begin INFORMATION GIVEN
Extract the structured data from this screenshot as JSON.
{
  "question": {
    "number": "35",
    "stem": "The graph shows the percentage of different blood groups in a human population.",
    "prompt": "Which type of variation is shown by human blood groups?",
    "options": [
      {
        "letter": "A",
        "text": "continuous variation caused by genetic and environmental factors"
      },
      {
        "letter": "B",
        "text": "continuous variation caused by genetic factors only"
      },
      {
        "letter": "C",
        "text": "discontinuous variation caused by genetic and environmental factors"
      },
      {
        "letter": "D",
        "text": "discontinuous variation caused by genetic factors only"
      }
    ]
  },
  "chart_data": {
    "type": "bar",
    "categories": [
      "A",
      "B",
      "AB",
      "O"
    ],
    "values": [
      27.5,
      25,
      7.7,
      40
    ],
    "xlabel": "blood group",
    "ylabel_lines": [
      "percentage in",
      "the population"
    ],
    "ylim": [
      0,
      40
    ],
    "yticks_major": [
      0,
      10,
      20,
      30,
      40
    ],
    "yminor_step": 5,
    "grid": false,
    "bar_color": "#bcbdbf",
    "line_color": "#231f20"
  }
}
end INFORMATION GIVEN
begin INFORMATION GIVEN
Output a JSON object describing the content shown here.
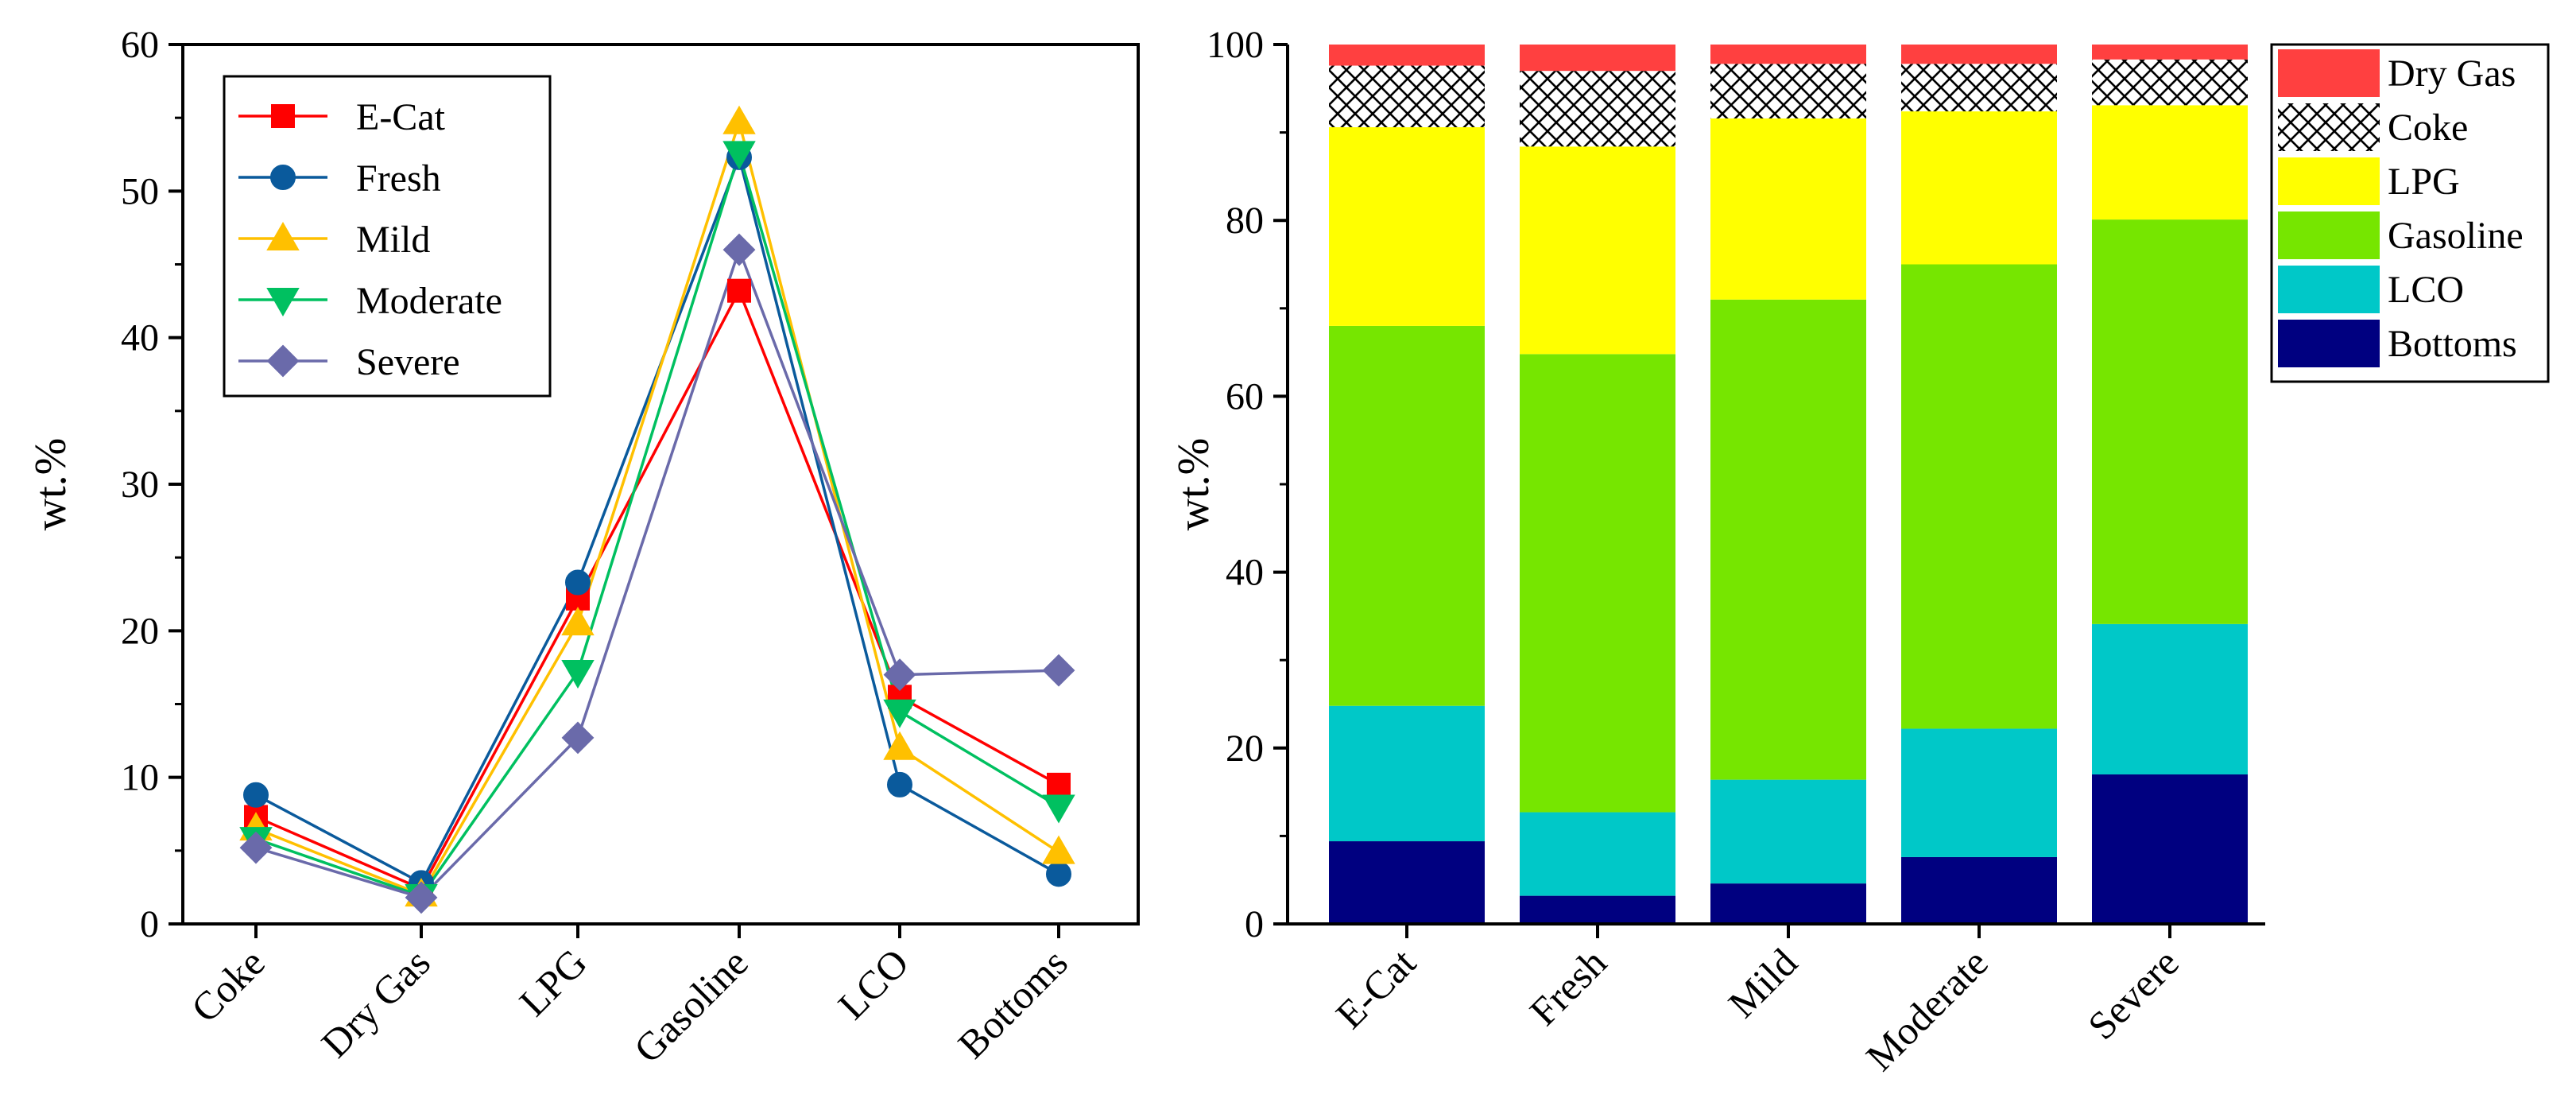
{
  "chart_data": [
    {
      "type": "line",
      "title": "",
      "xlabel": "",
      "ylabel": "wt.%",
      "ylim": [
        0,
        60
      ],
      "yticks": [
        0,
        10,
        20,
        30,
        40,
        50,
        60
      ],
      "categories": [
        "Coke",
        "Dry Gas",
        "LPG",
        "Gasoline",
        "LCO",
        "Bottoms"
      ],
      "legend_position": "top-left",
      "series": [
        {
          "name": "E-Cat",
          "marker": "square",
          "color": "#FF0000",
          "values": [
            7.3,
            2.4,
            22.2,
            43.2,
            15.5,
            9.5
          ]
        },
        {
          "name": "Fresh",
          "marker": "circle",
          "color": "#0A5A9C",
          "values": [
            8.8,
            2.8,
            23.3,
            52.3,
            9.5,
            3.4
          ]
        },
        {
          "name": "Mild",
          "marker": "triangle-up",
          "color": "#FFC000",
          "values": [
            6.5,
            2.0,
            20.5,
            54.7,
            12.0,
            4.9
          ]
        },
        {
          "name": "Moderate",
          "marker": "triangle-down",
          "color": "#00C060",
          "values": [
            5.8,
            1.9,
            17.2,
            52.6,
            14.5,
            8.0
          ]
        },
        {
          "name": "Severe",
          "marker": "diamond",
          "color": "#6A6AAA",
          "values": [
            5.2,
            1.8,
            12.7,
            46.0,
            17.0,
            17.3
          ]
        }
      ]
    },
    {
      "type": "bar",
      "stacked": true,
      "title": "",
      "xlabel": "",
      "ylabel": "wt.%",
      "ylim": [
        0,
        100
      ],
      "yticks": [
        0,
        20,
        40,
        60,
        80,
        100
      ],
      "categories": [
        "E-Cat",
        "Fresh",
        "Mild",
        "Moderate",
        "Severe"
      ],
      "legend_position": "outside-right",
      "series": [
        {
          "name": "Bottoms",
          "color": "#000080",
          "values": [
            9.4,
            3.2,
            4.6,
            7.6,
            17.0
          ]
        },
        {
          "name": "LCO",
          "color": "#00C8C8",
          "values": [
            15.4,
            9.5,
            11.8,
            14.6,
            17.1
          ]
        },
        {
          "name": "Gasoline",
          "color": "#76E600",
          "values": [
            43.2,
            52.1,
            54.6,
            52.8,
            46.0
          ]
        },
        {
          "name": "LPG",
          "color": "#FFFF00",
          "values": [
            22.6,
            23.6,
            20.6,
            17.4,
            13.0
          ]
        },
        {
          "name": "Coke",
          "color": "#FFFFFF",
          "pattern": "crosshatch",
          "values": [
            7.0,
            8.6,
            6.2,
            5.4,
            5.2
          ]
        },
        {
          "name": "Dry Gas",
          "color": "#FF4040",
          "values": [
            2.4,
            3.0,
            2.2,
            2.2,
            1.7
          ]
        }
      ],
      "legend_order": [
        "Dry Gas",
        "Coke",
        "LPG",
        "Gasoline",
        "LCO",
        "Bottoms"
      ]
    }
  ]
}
end INFORMATION GIVEN
begin INFORMATION GIVEN
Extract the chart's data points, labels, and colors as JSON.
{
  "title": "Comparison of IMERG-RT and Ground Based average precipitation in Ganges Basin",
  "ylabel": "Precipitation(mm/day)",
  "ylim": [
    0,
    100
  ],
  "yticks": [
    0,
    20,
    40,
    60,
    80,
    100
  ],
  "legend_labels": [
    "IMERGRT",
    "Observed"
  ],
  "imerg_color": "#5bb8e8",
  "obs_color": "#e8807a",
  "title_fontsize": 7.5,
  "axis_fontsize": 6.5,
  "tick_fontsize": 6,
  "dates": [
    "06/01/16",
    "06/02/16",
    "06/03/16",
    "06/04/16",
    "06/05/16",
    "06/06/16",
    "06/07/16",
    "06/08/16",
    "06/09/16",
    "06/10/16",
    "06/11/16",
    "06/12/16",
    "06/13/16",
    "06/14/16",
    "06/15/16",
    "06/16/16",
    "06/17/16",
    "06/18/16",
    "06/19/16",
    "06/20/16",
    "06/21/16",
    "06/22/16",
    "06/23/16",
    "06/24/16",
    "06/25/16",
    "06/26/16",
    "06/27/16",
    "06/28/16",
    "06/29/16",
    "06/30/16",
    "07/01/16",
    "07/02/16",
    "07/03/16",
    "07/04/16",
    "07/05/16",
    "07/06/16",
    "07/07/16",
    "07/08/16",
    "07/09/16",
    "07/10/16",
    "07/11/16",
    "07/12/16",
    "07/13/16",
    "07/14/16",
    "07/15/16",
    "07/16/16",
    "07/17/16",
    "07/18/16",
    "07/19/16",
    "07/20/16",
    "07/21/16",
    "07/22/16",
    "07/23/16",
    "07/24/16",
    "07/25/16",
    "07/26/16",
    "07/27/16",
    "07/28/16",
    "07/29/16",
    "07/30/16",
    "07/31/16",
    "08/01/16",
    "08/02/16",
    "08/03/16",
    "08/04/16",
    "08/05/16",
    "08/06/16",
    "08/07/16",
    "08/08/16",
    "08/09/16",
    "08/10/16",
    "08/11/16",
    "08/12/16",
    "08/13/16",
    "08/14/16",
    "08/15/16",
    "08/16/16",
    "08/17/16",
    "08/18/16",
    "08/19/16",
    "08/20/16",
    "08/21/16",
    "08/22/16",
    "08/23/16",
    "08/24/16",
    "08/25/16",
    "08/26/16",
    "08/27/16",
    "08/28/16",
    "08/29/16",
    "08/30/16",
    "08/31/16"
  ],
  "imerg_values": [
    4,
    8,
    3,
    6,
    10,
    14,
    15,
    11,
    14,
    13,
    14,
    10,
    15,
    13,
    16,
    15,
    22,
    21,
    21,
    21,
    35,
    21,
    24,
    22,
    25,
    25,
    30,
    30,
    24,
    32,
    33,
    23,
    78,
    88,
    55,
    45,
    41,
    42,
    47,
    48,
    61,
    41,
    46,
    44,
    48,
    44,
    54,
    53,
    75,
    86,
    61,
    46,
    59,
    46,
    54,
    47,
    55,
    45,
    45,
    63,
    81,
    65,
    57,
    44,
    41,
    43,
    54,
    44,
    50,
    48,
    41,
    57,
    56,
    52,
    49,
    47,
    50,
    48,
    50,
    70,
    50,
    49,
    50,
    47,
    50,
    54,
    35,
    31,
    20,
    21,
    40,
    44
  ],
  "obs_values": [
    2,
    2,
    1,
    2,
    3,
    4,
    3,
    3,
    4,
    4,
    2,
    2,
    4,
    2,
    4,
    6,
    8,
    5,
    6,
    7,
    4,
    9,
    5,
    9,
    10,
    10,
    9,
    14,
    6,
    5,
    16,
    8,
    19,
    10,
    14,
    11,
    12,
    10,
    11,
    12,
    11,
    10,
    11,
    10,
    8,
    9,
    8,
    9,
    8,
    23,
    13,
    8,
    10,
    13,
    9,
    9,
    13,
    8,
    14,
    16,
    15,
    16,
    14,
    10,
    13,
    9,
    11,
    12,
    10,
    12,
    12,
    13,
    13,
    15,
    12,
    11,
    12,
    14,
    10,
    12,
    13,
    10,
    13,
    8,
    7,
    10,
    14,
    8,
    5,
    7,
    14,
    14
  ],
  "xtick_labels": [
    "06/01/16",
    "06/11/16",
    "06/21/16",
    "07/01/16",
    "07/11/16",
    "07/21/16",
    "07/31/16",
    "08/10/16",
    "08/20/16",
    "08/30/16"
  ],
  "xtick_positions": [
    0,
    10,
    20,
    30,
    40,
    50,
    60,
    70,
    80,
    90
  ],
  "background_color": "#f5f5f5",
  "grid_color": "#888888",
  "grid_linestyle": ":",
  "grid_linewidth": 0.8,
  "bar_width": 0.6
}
end INFORMATION GIVEN
-- INSTRUCTIONS TO FOLLOW --
Work out how many lines of the data above contain the string "only" and give the number alone.

-- WRITTEN ANSWER --
2